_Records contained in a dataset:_

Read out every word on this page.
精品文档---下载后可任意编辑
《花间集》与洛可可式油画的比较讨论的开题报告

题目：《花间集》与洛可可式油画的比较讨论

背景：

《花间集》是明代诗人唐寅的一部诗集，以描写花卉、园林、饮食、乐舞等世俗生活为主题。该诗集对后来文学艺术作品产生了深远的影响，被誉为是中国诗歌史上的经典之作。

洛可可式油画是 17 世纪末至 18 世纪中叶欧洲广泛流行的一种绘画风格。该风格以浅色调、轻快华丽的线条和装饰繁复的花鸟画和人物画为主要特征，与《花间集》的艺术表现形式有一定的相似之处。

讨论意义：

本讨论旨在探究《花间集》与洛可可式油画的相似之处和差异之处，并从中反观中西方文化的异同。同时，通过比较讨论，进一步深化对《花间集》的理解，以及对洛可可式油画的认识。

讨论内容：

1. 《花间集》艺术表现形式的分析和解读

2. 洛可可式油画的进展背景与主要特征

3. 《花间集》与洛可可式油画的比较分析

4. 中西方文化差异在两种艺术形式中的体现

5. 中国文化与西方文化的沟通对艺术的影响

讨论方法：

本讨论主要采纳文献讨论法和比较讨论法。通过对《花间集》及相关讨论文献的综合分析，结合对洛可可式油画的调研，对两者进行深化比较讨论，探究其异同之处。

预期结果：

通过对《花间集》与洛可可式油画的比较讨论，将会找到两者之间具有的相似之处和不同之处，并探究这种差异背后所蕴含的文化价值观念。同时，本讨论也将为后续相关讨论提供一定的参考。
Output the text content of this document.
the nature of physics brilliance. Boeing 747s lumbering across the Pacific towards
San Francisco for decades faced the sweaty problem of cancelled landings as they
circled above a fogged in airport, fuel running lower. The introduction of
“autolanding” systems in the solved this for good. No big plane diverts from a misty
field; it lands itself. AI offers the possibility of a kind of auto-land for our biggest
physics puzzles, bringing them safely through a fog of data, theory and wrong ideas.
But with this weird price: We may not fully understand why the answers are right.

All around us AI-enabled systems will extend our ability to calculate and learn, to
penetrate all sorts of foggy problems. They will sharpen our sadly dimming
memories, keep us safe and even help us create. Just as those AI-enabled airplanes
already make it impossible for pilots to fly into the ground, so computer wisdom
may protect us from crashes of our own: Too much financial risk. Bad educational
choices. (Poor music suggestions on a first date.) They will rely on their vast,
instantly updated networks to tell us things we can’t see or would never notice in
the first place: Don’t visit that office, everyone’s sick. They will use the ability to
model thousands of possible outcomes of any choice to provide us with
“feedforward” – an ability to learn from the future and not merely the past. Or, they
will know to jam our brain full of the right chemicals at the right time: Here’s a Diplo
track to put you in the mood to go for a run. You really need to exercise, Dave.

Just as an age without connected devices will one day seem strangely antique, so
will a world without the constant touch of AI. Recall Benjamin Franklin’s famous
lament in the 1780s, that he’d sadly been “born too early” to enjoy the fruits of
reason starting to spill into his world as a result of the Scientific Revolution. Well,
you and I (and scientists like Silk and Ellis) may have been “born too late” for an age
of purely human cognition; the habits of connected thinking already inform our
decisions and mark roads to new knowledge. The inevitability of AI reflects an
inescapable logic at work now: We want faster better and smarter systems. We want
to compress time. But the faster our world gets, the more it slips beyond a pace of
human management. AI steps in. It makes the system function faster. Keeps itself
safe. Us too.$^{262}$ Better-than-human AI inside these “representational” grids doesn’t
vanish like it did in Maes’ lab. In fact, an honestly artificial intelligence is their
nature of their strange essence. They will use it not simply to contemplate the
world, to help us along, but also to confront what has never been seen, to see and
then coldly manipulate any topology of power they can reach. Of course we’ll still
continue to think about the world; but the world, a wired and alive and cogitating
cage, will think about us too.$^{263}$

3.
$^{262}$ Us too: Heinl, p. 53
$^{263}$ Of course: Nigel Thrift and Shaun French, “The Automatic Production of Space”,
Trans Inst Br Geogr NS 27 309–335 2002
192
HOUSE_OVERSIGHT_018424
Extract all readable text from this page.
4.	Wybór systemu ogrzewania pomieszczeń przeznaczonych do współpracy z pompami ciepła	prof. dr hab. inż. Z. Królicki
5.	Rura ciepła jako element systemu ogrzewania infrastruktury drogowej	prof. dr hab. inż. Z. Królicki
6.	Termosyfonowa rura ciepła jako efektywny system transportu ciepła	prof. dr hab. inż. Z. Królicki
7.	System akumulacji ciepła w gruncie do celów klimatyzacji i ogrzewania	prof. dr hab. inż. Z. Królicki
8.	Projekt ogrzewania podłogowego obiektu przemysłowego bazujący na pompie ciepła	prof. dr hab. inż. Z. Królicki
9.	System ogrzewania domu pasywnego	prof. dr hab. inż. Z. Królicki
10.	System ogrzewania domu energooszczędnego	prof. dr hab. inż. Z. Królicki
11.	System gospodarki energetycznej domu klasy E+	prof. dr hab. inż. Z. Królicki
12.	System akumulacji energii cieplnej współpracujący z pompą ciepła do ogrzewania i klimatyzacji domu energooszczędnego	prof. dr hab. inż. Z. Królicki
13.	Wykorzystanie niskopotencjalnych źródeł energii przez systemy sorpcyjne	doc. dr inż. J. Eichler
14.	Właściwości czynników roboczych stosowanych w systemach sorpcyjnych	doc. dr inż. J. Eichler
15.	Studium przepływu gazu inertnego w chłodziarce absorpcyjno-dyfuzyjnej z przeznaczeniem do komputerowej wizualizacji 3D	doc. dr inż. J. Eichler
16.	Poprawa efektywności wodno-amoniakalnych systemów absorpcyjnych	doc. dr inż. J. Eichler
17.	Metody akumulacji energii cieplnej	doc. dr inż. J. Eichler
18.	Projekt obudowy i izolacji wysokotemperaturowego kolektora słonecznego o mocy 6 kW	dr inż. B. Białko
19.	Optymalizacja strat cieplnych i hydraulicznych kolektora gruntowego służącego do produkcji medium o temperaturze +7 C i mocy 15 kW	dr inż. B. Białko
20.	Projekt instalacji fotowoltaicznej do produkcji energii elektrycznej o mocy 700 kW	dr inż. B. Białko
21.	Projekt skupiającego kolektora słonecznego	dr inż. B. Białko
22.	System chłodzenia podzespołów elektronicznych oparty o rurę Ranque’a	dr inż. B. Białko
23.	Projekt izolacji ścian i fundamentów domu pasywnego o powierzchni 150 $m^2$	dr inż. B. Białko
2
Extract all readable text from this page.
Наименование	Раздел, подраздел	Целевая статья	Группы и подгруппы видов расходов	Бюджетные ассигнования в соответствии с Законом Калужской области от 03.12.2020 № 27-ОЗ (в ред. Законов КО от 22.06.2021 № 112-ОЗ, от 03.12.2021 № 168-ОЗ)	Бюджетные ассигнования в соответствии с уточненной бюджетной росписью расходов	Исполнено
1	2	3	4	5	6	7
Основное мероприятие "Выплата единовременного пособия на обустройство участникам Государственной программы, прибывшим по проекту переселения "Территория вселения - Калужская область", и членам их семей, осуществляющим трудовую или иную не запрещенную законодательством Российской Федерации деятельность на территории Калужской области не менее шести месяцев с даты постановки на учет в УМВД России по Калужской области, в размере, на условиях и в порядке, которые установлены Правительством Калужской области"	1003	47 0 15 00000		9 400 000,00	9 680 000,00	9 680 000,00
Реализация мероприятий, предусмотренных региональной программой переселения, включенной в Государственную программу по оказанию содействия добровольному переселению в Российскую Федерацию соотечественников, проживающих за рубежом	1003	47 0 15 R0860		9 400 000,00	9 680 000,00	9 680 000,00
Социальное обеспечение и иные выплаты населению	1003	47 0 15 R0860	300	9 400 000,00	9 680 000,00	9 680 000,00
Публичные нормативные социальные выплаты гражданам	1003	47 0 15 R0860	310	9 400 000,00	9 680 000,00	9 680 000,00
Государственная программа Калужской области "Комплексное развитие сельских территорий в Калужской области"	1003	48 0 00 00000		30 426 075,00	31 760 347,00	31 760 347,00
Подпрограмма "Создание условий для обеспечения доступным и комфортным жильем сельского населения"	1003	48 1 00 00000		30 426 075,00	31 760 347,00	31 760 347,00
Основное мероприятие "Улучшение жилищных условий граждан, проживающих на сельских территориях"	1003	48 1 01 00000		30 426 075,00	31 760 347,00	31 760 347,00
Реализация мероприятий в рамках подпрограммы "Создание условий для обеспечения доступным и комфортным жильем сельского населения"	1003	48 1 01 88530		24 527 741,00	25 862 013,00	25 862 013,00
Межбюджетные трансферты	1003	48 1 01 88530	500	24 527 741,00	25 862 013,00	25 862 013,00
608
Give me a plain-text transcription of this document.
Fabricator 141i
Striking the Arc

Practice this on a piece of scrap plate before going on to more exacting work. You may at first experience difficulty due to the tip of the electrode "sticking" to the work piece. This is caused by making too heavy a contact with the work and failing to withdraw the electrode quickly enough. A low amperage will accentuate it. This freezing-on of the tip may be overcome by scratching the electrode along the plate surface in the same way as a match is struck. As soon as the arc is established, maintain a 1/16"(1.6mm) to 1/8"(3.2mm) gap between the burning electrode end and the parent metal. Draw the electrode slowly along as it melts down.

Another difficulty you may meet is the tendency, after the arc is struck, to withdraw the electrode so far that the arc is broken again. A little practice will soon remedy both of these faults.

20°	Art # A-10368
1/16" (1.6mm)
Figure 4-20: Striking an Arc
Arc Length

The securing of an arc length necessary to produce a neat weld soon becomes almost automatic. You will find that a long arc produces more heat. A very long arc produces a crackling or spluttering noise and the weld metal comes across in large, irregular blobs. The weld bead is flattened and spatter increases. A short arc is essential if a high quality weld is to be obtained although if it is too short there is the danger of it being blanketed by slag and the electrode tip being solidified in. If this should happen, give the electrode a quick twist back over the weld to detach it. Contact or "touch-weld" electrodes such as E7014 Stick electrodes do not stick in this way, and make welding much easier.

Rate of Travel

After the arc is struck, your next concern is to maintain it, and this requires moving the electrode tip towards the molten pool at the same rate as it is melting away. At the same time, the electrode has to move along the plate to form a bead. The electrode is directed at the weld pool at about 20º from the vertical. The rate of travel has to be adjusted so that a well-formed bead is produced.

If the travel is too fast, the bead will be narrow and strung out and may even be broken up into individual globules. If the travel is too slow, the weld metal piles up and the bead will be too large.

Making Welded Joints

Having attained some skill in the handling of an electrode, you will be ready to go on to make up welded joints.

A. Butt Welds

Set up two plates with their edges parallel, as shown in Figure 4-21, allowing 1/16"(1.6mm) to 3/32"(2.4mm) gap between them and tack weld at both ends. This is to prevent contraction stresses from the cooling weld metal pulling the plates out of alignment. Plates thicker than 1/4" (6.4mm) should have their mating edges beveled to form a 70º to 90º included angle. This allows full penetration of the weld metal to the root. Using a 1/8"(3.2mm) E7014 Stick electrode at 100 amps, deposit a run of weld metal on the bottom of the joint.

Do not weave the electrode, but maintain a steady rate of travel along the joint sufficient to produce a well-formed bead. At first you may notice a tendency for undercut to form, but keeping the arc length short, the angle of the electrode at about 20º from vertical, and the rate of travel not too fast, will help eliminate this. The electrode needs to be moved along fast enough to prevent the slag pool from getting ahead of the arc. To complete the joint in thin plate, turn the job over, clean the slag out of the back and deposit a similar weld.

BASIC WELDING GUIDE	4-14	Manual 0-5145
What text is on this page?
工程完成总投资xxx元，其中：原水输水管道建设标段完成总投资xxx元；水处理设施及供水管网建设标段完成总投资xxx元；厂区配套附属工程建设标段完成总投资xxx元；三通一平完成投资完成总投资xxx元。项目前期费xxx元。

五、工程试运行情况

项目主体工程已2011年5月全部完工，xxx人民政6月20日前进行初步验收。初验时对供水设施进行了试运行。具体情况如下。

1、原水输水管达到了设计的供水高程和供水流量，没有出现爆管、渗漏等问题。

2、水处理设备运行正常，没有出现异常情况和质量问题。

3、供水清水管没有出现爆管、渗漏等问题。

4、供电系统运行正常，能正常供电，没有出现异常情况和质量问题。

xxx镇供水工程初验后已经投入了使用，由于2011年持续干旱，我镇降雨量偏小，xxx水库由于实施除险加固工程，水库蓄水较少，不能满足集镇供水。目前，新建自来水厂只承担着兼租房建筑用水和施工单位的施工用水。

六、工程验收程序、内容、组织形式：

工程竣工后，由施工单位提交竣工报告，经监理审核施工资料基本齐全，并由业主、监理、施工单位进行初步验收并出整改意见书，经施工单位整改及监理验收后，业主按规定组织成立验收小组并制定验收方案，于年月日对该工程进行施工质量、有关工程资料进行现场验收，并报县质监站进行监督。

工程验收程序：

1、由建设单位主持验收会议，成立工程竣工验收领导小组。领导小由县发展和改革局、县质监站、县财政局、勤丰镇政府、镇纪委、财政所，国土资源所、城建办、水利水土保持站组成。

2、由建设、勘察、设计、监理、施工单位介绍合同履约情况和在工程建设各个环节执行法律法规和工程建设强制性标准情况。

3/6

_Goal:_ From the entries above, copy every line where the word "these" shows up.

_Full answer:_
safe. Us too.$^{262}$ Better-than-human AI inside these “representational” grids doesn’t
Another difficulty you may meet is the tendency, after the arc is struck, to withdraw the electrode so far that the arc is broken again. A little practice will soon remedy both of these faults.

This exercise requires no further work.